Work to be completed:
Where a line contains the word "повреждений", copy that line in full.

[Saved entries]
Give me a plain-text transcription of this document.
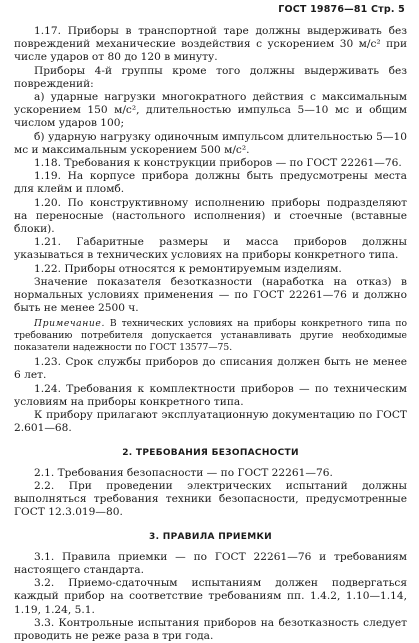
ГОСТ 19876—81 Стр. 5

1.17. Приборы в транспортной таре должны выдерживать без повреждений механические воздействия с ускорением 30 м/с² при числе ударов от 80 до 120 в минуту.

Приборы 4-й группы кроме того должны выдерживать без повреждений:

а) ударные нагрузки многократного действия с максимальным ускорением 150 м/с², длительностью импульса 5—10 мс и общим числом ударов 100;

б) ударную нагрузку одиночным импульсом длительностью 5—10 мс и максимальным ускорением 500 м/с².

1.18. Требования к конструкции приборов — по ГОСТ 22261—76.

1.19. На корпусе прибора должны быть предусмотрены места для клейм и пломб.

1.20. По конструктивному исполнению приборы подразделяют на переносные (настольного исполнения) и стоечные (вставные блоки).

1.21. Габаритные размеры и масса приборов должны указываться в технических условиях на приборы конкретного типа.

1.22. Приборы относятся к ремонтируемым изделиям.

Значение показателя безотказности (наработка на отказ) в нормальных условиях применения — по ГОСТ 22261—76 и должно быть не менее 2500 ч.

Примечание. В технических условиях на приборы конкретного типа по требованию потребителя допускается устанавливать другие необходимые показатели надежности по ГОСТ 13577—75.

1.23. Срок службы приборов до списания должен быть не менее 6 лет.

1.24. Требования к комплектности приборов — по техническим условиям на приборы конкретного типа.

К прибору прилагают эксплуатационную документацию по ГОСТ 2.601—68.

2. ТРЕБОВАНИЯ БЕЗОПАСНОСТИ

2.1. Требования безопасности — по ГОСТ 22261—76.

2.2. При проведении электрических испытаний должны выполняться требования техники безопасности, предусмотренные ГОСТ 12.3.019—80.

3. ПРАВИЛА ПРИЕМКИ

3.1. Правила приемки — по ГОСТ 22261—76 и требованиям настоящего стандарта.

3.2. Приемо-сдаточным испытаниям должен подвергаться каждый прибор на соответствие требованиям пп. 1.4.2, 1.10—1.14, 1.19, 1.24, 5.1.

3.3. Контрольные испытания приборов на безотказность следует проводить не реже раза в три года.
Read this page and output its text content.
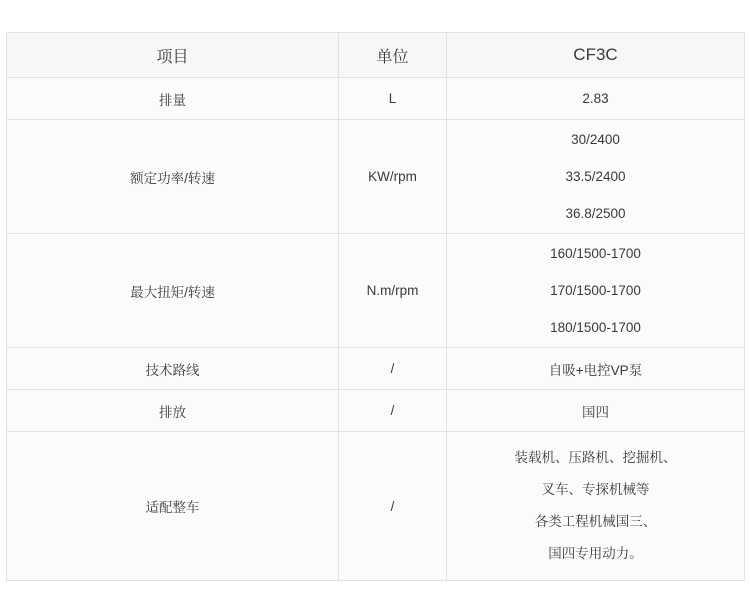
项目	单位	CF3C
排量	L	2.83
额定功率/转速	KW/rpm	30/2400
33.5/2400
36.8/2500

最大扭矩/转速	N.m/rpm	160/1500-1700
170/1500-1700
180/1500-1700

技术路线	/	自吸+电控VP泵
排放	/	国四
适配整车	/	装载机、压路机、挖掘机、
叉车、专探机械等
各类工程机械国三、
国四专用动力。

Completed exercise:
1.17. Приборы в транспортной таре должны выдерживать без повреждений механические воздействия с ускорением 30 м/с² при числе ударов от 80 до 120 в минуту.
Приборы 4-й группы кроме того должны выдерживать без повреждений:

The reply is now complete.